> [Material for this exercise]:
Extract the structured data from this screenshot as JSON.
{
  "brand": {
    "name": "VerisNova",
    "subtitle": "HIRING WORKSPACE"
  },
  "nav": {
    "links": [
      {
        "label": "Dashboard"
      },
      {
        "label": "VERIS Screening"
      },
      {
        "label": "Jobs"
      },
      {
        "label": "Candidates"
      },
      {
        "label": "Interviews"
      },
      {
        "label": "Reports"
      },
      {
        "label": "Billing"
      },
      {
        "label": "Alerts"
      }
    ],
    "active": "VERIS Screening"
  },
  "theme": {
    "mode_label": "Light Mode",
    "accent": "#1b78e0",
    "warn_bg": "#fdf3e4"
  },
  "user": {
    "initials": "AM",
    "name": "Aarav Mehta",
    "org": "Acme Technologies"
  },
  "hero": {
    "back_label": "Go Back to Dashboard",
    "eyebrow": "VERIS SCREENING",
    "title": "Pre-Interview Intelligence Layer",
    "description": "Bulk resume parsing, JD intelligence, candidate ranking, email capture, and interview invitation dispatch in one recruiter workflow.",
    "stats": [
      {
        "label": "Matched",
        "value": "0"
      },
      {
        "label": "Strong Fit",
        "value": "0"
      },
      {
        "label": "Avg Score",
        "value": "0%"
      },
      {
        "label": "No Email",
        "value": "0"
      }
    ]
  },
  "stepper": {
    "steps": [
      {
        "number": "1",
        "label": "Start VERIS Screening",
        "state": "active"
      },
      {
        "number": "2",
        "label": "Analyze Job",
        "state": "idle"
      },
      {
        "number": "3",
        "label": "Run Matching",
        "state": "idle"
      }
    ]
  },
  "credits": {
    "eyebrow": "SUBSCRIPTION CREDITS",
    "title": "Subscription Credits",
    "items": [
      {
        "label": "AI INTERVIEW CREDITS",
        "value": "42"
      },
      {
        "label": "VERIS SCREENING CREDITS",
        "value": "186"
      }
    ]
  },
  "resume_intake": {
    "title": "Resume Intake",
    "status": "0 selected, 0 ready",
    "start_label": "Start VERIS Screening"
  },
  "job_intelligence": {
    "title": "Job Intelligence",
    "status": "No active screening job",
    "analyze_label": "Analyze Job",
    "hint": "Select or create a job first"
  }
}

> [Given task]: Retype all the material above precisely, with no line left out.

> [Result below]:
Extract the structured data from this screenshot as JSON.
{
  "brand": {
    "name": "VerisNova",
    "subtitle": "HIRING WORKSPACE"
  },
  "nav": {
    "links": [
      {
        "label": "Dashboard"
      },
      {
        "label": "VERIS Screening"
      },
      {
        "label": "Jobs"
      },
      {
        "label": "Candidates"
      },
      {
        "label": "Interviews"
      },
      {
        "label": "Reports"
      },
      {
        "label": "Billing"
      },
      {
        "label": "Alerts"
      }
    ],
    "active": "VERIS Screening"
  },
  "theme": {
    "mode_label": "Light Mode",
    "accent": "#1b78e0",
    "warn_bg": "#fdf3e4"
  },
  "user": {
    "initials": "AM",
    "name": "Aarav Mehta",
    "org": "Acme Technologies"
  },
  "hero": {
    "back_label": "Go Back to Dashboard",
    "eyebrow": "VERIS SCREENING",
    "title": "Pre-Interview Intelligence Layer",
    "description": "Bulk resume parsing, JD intelligence, candidate ranking, email capture, and interview invitation dispatch in one recruiter workflow.",
    "stats": [
      {
        "label": "Matched",
        "value": "0"
      },
      {
        "label": "Strong Fit",
        "value": "0"
      },
      {
        "label": "Avg Score",
        "value": "0%"
      },
      {
        "label": "No Email",
        "value": "0"
      }
    ]
  },
  "stepper": {
    "steps": [
      {
        "number": "1",
        "label": "Start VERIS Screening",
        "state": "active"
      },
      {
        "number": "2",
        "label": "Analyze Job",
        "state": "idle"
      },
      {
        "number": "3",
        "label": "Run Matching",
        "state": "idle"
      }
    ]
  },
  "credits": {
    "eyebrow": "SUBSCRIPTION CREDITS",
    "title": "Subscription Credits",
    "items": [
      {
        "label": "AI INTERVIEW CREDITS",
        "value": "42"
      },
      {
        "label": "VERIS SCREENING CREDITS",
        "value": "186"
      }
    ]
  },
  "resume_intake": {
    "title": "Resume Intake",
    "status": "0 selected, 0 ready",
    "start_label": "Start VERIS Screening"
  },
  "job_intelligence": {
    "title": "Job Intelligence",
    "status": "No active screening job",
    "analyze_label": "Analyze Job",
    "hint": "Select or create a job first"
  }
}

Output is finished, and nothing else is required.